JOB:
Retype the material in full, keeping every word the same.

GIVEN INFORMATION:
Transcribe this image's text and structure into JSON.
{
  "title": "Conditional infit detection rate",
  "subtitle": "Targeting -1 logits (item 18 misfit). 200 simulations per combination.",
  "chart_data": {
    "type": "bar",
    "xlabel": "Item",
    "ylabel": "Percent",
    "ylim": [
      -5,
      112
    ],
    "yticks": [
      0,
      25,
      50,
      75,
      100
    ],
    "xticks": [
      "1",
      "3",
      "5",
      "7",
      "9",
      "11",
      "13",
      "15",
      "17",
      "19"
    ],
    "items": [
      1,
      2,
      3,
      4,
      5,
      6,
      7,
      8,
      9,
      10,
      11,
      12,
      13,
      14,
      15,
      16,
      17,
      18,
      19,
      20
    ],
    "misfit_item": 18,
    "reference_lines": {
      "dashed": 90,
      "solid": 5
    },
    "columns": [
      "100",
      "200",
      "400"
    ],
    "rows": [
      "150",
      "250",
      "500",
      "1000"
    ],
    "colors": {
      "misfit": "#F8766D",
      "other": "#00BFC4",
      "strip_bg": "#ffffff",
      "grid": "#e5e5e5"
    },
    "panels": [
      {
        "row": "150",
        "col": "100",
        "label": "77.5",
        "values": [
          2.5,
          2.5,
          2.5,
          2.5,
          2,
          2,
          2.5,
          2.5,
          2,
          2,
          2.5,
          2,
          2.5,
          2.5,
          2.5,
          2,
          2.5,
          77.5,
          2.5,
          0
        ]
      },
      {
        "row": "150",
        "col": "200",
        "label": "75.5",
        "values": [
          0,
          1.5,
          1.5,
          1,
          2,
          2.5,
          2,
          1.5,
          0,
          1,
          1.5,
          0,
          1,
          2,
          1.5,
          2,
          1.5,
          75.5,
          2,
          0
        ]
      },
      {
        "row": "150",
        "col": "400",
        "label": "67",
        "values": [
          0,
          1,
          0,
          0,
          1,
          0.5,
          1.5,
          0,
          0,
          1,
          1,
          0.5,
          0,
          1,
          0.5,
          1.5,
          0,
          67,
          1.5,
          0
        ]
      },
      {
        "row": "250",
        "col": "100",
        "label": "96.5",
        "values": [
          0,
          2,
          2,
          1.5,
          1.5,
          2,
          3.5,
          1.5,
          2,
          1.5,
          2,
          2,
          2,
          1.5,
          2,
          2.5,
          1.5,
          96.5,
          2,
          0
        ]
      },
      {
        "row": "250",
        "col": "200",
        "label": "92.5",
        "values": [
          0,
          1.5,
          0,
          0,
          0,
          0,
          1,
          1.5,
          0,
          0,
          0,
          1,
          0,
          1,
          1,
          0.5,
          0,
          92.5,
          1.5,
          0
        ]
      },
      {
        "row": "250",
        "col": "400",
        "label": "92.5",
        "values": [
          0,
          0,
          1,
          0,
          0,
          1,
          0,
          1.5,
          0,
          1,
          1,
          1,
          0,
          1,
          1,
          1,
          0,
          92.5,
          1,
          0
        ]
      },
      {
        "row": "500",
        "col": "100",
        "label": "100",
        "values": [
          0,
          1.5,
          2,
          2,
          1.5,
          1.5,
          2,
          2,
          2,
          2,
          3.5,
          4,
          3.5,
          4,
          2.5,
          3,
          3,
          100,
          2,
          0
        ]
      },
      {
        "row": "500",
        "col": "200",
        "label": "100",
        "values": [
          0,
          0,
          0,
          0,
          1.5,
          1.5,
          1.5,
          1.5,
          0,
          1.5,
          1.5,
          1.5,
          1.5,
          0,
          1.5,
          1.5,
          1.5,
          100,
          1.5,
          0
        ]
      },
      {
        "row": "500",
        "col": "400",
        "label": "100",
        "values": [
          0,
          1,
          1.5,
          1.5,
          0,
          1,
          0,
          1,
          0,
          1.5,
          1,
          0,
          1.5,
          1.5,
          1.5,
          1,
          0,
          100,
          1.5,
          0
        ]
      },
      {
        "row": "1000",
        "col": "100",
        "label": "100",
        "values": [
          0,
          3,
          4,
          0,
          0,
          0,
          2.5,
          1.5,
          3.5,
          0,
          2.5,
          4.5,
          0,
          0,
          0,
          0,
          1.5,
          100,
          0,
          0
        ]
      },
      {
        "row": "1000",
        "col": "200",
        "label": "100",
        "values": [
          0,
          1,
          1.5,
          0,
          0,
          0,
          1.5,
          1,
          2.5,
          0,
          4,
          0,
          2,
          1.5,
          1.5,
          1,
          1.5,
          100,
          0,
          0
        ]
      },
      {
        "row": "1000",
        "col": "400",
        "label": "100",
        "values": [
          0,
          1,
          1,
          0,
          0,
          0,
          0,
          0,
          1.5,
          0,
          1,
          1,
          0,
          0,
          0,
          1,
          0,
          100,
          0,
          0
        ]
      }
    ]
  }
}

SOLUTION TO THE PROBLEM:
Transcribe this image's text and structure into JSON.
{
  "title": "Conditional infit detection rate",
  "subtitle": "Targeting -1 logits (item 18 misfit). 200 simulations per combination.",
  "chart_data": {
    "type": "bar",
    "xlabel": "Item",
    "ylabel": "Percent",
    "ylim": [
      -5,
      112
    ],
    "yticks": [
      0,
      25,
      50,
      75,
      100
    ],
    "xticks": [
      "1",
      "3",
      "5",
      "7",
      "9",
      "11",
      "13",
      "15",
      "17",
      "19"
    ],
    "items": [
      1,
      2,
      3,
      4,
      5,
      6,
      7,
      8,
      9,
      10,
      11,
      12,
      13,
      14,
      15,
      16,
      17,
      18,
      19,
      20
    ],
    "misfit_item": 18,
    "reference_lines": {
      "dashed": 90,
      "solid": 5
    },
    "columns": [
      "100",
      "200",
      "400"
    ],
    "rows": [
      "150",
      "250",
      "500",
      "1000"
    ],
    "colors": {
      "misfit": "#F8766D",
      "other": "#00BFC4",
      "strip_bg": "#ffffff",
      "grid": "#e5e5e5"
    },
    "panels": [
      {
        "row": "150",
        "col": "100",
        "label": "77.5",
        "values": [
          2.5,
          2.5,
          2.5,
          2.5,
          2,
          2,
          2.5,
          2.5,
          2,
          2,
          2.5,
          2,
          2.5,
          2.5,
          2.5,
          2,
          2.5,
          77.5,
          2.5,
          0
        ]
      },
      {
        "row": "150",
        "col": "200",
        "label": "75.5",
        "values": [
          0,
          1.5,
          1.5,
          1,
          2,
          2.5,
          2,
          1.5,
          0,
          1,
          1.5,
          0,
          1,
          2,
          1.5,
          2,
          1.5,
          75.5,
          2,
          0
        ]
      },
      {
        "row": "150",
        "col": "400",
        "label": "67",
        "values": [
          0,
          1,
          0,
          0,
          1,
          0.5,
          1.5,
          0,
          0,
          1,
          1,
          0.5,
          0,
          1,
          0.5,
          1.5,
          0,
          67,
          1.5,
          0
        ]
      },
      {
        "row": "250",
        "col": "100",
        "label": "96.5",
        "values": [
          0,
          2,
          2,
          1.5,
          1.5,
          2,
          3.5,
          1.5,
          2,
          1.5,
          2,
          2,
          2,
          1.5,
          2,
          2.5,
          1.5,
          96.5,
          2,
          0
        ]
      },
      {
        "row": "250",
        "col": "200",
        "label": "92.5",
        "values": [
          0,
          1.5,
          0,
          0,
          0,
          0,
          1,
          1.5,
          0,
          0,
          0,
          1,
          0,
          1,
          1,
          0.5,
          0,
          92.5,
          1.5,
          0
        ]
      },
      {
        "row": "250",
        "col": "400",
        "label": "92.5",
        "values": [
          0,
          0,
          1,
          0,
          0,
          1,
          0,
          1.5,
          0,
          1,
          1,
          1,
          0,
          1,
          1,
          1,
          0,
          92.5,
          1,
          0
        ]
      },
      {
        "row": "500",
        "col": "100",
        "label": "100",
        "values": [
          0,
          1.5,
          2,
          2,
          1.5,
          1.5,
          2,
          2,
          2,
          2,
          3.5,
          4,
          3.5,
          4,
          2.5,
          3,
          3,
          100,
          2,
          0
        ]
      },
      {
        "row": "500",
        "col": "200",
        "label": "100",
        "values": [
          0,
          0,
          0,
          0,
          1.5,
          1.5,
          1.5,
          1.5,
          0,
          1.5,
          1.5,
          1.5,
          1.5,
          0,
          1.5,
          1.5,
          1.5,
          100,
          1.5,
          0
        ]
      },
      {
        "row": "500",
        "col": "400",
        "label": "100",
        "values": [
          0,
          1,
          1.5,
          1.5,
          0,
          1,
          0,
          1,
          0,
          1.5,
          1,
          0,
          1.5,
          1.5,
          1.5,
          1,
          0,
          100,
          1.5,
          0
        ]
      },
      {
        "row": "1000",
        "col": "100",
        "label": "100",
        "values": [
          0,
          3,
          4,
          0,
          0,
          0,
          2.5,
          1.5,
          3.5,
          0,
          2.5,
          4.5,
          0,
          0,
          0,
          0,
          1.5,
          100,
          0,
          0
        ]
      },
      {
        "row": "1000",
        "col": "200",
        "label": "100",
        "values": [
          0,
          1,
          1.5,
          0,
          0,
          0,
          1.5,
          1,
          2.5,
          0,
          4,
          0,
          2,
          1.5,
          1.5,
          1,
          1.5,
          100,
          0,
          0
        ]
      },
      {
        "row": "1000",
        "col": "400",
        "label": "100",
        "values": [
          0,
          1,
          1,
          0,
          0,
          0,
          0,
          0,
          1.5,
          0,
          1,
          1,
          0,
          0,
          0,
          1,
          0,
          100,
          0,
          0
        ]
      }
    ]
  }
}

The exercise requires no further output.